Exactly reproduce all the records, keeping pictures out of the copy.
========
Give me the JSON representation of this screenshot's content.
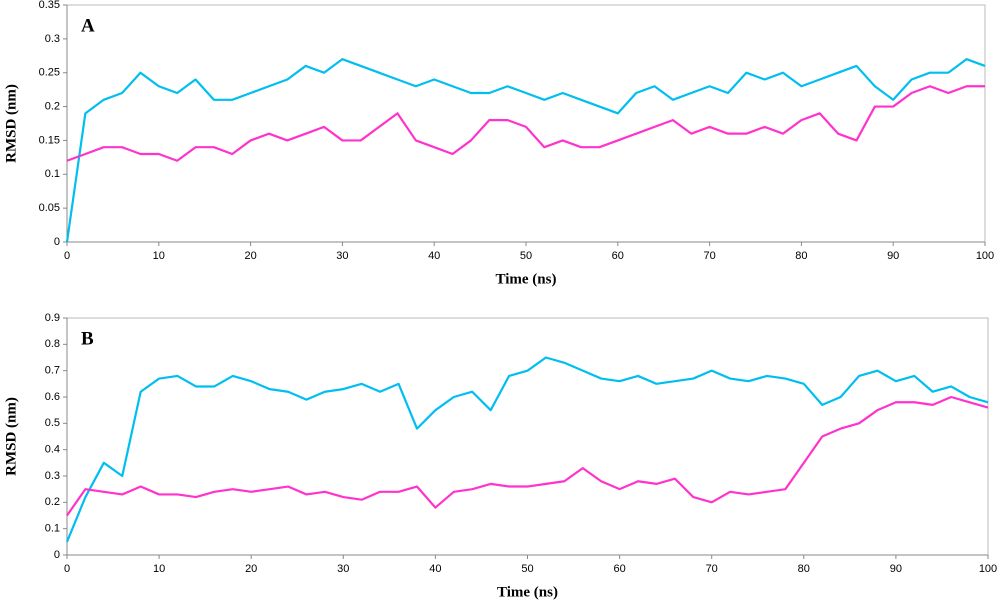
{
  "chart_data": [
    {
      "type": "line",
      "label": "A",
      "xlabel": "Time (ns)",
      "ylabel": "RMSD (nm)",
      "x": [
        0,
        2,
        4,
        6,
        8,
        10,
        12,
        14,
        16,
        18,
        20,
        22,
        24,
        26,
        28,
        30,
        32,
        34,
        36,
        38,
        40,
        42,
        44,
        46,
        48,
        50,
        52,
        54,
        56,
        58,
        60,
        62,
        64,
        66,
        68,
        70,
        72,
        74,
        76,
        78,
        80,
        82,
        84,
        86,
        88,
        90,
        92,
        94,
        96,
        98,
        100
      ],
      "series": [
        {
          "color": "#00bff0",
          "values": [
            0,
            0.19,
            0.21,
            0.22,
            0.25,
            0.23,
            0.22,
            0.24,
            0.21,
            0.21,
            0.22,
            0.23,
            0.24,
            0.26,
            0.25,
            0.27,
            0.26,
            0.25,
            0.24,
            0.23,
            0.24,
            0.23,
            0.22,
            0.22,
            0.23,
            0.22,
            0.21,
            0.22,
            0.21,
            0.2,
            0.19,
            0.22,
            0.23,
            0.21,
            0.22,
            0.23,
            0.22,
            0.25,
            0.24,
            0.25,
            0.23,
            0.24,
            0.25,
            0.26,
            0.23,
            0.21,
            0.24,
            0.25,
            0.25,
            0.27,
            0.26
          ]
        },
        {
          "color": "#ff33cc",
          "values": [
            0.12,
            0.13,
            0.14,
            0.14,
            0.13,
            0.13,
            0.12,
            0.14,
            0.14,
            0.13,
            0.15,
            0.16,
            0.15,
            0.16,
            0.17,
            0.15,
            0.15,
            0.17,
            0.19,
            0.15,
            0.14,
            0.13,
            0.15,
            0.18,
            0.18,
            0.17,
            0.14,
            0.15,
            0.14,
            0.14,
            0.15,
            0.16,
            0.17,
            0.18,
            0.16,
            0.17,
            0.16,
            0.16,
            0.17,
            0.16,
            0.18,
            0.19,
            0.16,
            0.15,
            0.2,
            0.2,
            0.22,
            0.23,
            0.22,
            0.23,
            0.23
          ]
        }
      ],
      "xlim": [
        0,
        100
      ],
      "xticks": [
        0,
        10,
        20,
        30,
        40,
        50,
        60,
        70,
        80,
        90,
        100
      ],
      "ylim": [
        0,
        0.35
      ],
      "yticks": [
        0,
        0.05,
        0.1,
        0.15,
        0.2,
        0.25,
        0.3,
        0.35
      ]
    },
    {
      "type": "line",
      "label": "B",
      "xlabel": "Time (ns)",
      "ylabel": "RMSD (nm)",
      "x": [
        0,
        2,
        4,
        6,
        8,
        10,
        12,
        14,
        16,
        18,
        20,
        22,
        24,
        26,
        28,
        30,
        32,
        34,
        36,
        38,
        40,
        42,
        44,
        46,
        48,
        50,
        52,
        54,
        56,
        58,
        60,
        62,
        64,
        66,
        68,
        70,
        72,
        74,
        76,
        78,
        80,
        82,
        84,
        86,
        88,
        90,
        92,
        94,
        96,
        98,
        100
      ],
      "series": [
        {
          "color": "#00bff0",
          "values": [
            0.05,
            0.22,
            0.35,
            0.3,
            0.62,
            0.67,
            0.68,
            0.64,
            0.64,
            0.68,
            0.66,
            0.63,
            0.62,
            0.59,
            0.62,
            0.63,
            0.65,
            0.62,
            0.65,
            0.48,
            0.55,
            0.6,
            0.62,
            0.55,
            0.68,
            0.7,
            0.75,
            0.73,
            0.7,
            0.67,
            0.66,
            0.68,
            0.65,
            0.66,
            0.67,
            0.7,
            0.67,
            0.66,
            0.68,
            0.67,
            0.65,
            0.57,
            0.6,
            0.68,
            0.7,
            0.66,
            0.68,
            0.62,
            0.64,
            0.6,
            0.58
          ]
        },
        {
          "color": "#ff33cc",
          "values": [
            0.15,
            0.25,
            0.24,
            0.23,
            0.26,
            0.23,
            0.23,
            0.22,
            0.24,
            0.25,
            0.24,
            0.25,
            0.26,
            0.23,
            0.24,
            0.22,
            0.21,
            0.24,
            0.24,
            0.26,
            0.18,
            0.24,
            0.25,
            0.27,
            0.26,
            0.26,
            0.27,
            0.28,
            0.33,
            0.28,
            0.25,
            0.28,
            0.27,
            0.29,
            0.22,
            0.2,
            0.24,
            0.23,
            0.24,
            0.25,
            0.35,
            0.45,
            0.48,
            0.5,
            0.55,
            0.58,
            0.58,
            0.57,
            0.6,
            0.58,
            0.56
          ]
        }
      ],
      "xlim": [
        0,
        100
      ],
      "xticks": [
        0,
        10,
        20,
        30,
        40,
        50,
        60,
        70,
        80,
        90,
        100
      ],
      "ylim": [
        0,
        0.9
      ],
      "yticks": [
        0,
        0.1,
        0.2,
        0.3,
        0.4,
        0.5,
        0.6,
        0.7,
        0.8,
        0.9
      ]
    }
  ]
}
========
### Solution
Give me the JSON representation of this screenshot's content.
{
  "chart_data": [
    {
      "type": "line",
      "label": "A",
      "xlabel": "Time (ns)",
      "ylabel": "RMSD (nm)",
      "x": [
        0,
        2,
        4,
        6,
        8,
        10,
        12,
        14,
        16,
        18,
        20,
        22,
        24,
        26,
        28,
        30,
        32,
        34,
        36,
        38,
        40,
        42,
        44,
        46,
        48,
        50,
        52,
        54,
        56,
        58,
        60,
        62,
        64,
        66,
        68,
        70,
        72,
        74,
        76,
        78,
        80,
        82,
        84,
        86,
        88,
        90,
        92,
        94,
        96,
        98,
        100
      ],
      "series": [
        {
          "color": "#00bff0",
          "values": [
            0,
            0.19,
            0.21,
            0.22,
            0.25,
            0.23,
            0.22,
            0.24,
            0.21,
            0.21,
            0.22,
            0.23,
            0.24,
            0.26,
            0.25,
            0.27,
            0.26,
            0.25,
            0.24,
            0.23,
            0.24,
            0.23,
            0.22,
            0.22,
            0.23,
            0.22,
            0.21,
            0.22,
            0.21,
            0.2,
            0.19,
            0.22,
            0.23,
            0.21,
            0.22,
            0.23,
            0.22,
            0.25,
            0.24,
            0.25,
            0.23,
            0.24,
            0.25,
            0.26,
            0.23,
            0.21,
            0.24,
            0.25,
            0.25,
            0.27,
            0.26
          ]
        },
        {
          "color": "#ff33cc",
          "values": [
            0.12,
            0.13,
            0.14,
            0.14,
            0.13,
            0.13,
            0.12,
            0.14,
            0.14,
            0.13,
            0.15,
            0.16,
            0.15,
            0.16,
            0.17,
            0.15,
            0.15,
            0.17,
            0.19,
            0.15,
            0.14,
            0.13,
            0.15,
            0.18,
            0.18,
            0.17,
            0.14,
            0.15,
            0.14,
            0.14,
            0.15,
            0.16,
            0.17,
            0.18,
            0.16,
            0.17,
            0.16,
            0.16,
            0.17,
            0.16,
            0.18,
            0.19,
            0.16,
            0.15,
            0.2,
            0.2,
            0.22,
            0.23,
            0.22,
            0.23,
            0.23
          ]
        }
      ],
      "xlim": [
        0,
        100
      ],
      "xticks": [
        0,
        10,
        20,
        30,
        40,
        50,
        60,
        70,
        80,
        90,
        100
      ],
      "ylim": [
        0,
        0.35
      ],
      "yticks": [
        0,
        0.05,
        0.1,
        0.15,
        0.2,
        0.25,
        0.3,
        0.35
      ]
    },
    {
      "type": "line",
      "label": "B",
      "xlabel": "Time (ns)",
      "ylabel": "RMSD (nm)",
      "x": [
        0,
        2,
        4,
        6,
        8,
        10,
        12,
        14,
        16,
        18,
        20,
        22,
        24,
        26,
        28,
        30,
        32,
        34,
        36,
        38,
        40,
        42,
        44,
        46,
        48,
        50,
        52,
        54,
        56,
        58,
        60,
        62,
        64,
        66,
        68,
        70,
        72,
        74,
        76,
        78,
        80,
        82,
        84,
        86,
        88,
        90,
        92,
        94,
        96,
        98,
        100
      ],
      "series": [
        {
          "color": "#00bff0",
          "values": [
            0.05,
            0.22,
            0.35,
            0.3,
            0.62,
            0.67,
            0.68,
            0.64,
            0.64,
            0.68,
            0.66,
            0.63,
            0.62,
            0.59,
            0.62,
            0.63,
            0.65,
            0.62,
            0.65,
            0.48,
            0.55,
            0.6,
            0.62,
            0.55,
            0.68,
            0.7,
            0.75,
            0.73,
            0.7,
            0.67,
            0.66,
            0.68,
            0.65,
            0.66,
            0.67,
            0.7,
            0.67,
            0.66,
            0.68,
            0.67,
            0.65,
            0.57,
            0.6,
            0.68,
            0.7,
            0.66,
            0.68,
            0.62,
            0.64,
            0.6,
            0.58
          ]
        },
        {
          "color": "#ff33cc",
          "values": [
            0.15,
            0.25,
            0.24,
            0.23,
            0.26,
            0.23,
            0.23,
            0.22,
            0.24,
            0.25,
            0.24,
            0.25,
            0.26,
            0.23,
            0.24,
            0.22,
            0.21,
            0.24,
            0.24,
            0.26,
            0.18,
            0.24,
            0.25,
            0.27,
            0.26,
            0.26,
            0.27,
            0.28,
            0.33,
            0.28,
            0.25,
            0.28,
            0.27,
            0.29,
            0.22,
            0.2,
            0.24,
            0.23,
            0.24,
            0.25,
            0.35,
            0.45,
            0.48,
            0.5,
            0.55,
            0.58,
            0.58,
            0.57,
            0.6,
            0.58,
            0.56
          ]
        }
      ],
      "xlim": [
        0,
        100
      ],
      "xticks": [
        0,
        10,
        20,
        30,
        40,
        50,
        60,
        70,
        80,
        90,
        100
      ],
      "ylim": [
        0,
        0.9
      ],
      "yticks": [
        0,
        0.1,
        0.2,
        0.3,
        0.4,
        0.5,
        0.6,
        0.7,
        0.8,
        0.9
      ]
    }
  ]
}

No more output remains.